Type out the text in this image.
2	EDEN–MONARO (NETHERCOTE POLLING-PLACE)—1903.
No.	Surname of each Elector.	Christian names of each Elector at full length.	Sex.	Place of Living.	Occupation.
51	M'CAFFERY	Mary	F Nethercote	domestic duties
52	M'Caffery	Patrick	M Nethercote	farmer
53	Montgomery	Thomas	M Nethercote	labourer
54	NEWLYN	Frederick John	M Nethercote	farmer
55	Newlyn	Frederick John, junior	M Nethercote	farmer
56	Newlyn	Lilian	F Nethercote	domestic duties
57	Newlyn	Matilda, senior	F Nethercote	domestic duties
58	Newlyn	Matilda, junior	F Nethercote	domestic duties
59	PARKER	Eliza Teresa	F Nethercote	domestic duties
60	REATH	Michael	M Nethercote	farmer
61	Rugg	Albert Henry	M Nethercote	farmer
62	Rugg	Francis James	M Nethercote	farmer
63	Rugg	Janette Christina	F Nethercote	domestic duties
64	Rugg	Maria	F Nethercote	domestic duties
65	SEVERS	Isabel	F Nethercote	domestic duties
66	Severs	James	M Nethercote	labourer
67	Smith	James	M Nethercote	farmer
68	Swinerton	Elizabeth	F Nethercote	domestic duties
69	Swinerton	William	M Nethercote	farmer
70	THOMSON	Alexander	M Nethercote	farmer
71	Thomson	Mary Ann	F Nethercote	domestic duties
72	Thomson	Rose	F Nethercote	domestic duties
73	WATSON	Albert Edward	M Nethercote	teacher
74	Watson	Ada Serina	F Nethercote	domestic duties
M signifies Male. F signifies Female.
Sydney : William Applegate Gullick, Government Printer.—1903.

────────────────────

◆ Work to complete: Using the listing above, retype each line exactly.

◆ Exercise solution:
Type out the text in this image.
2	EDEN–MONARO (NETHERCOTE POLLING-PLACE)—1903.
No.	Surname of each Elector.	Christian names of each Elector at full length.	Sex.	Place of Living.	Occupation.
51	M'CAFFERY	Mary	F Nethercote	domestic duties
52	M'Caffery	Patrick	M Nethercote	farmer
53	Montgomery	Thomas	M Nethercote	labourer
54	NEWLYN	Frederick John	M Nethercote	farmer
55	Newlyn	Frederick John, junior	M Nethercote	farmer
56	Newlyn	Lilian	F Nethercote	domestic duties
57	Newlyn	Matilda, senior	F Nethercote	domestic duties
58	Newlyn	Matilda, junior	F Nethercote	domestic duties
59	PARKER	Eliza Teresa	F Nethercote	domestic duties
60	REATH	Michael	M Nethercote	farmer
61	Rugg	Albert Henry	M Nethercote	farmer
62	Rugg	Francis James	M Nethercote	farmer
63	Rugg	Janette Christina	F Nethercote	domestic duties
64	Rugg	Maria	F Nethercote	domestic duties
65	SEVERS	Isabel	F Nethercote	domestic duties
66	Severs	James	M Nethercote	labourer
67	Smith	James	M Nethercote	farmer
68	Swinerton	Elizabeth	F Nethercote	domestic duties
69	Swinerton	William	M Nethercote	farmer
70	THOMSON	Alexander	M Nethercote	farmer
71	Thomson	Mary Ann	F Nethercote	domestic duties
72	Thomson	Rose	F Nethercote	domestic duties
73	WATSON	Albert Edward	M Nethercote	teacher
74	Watson	Ada Serina	F Nethercote	domestic duties
M signifies Male. F signifies Female.
Sydney : William Applegate Gullick, Government Printer.—1903.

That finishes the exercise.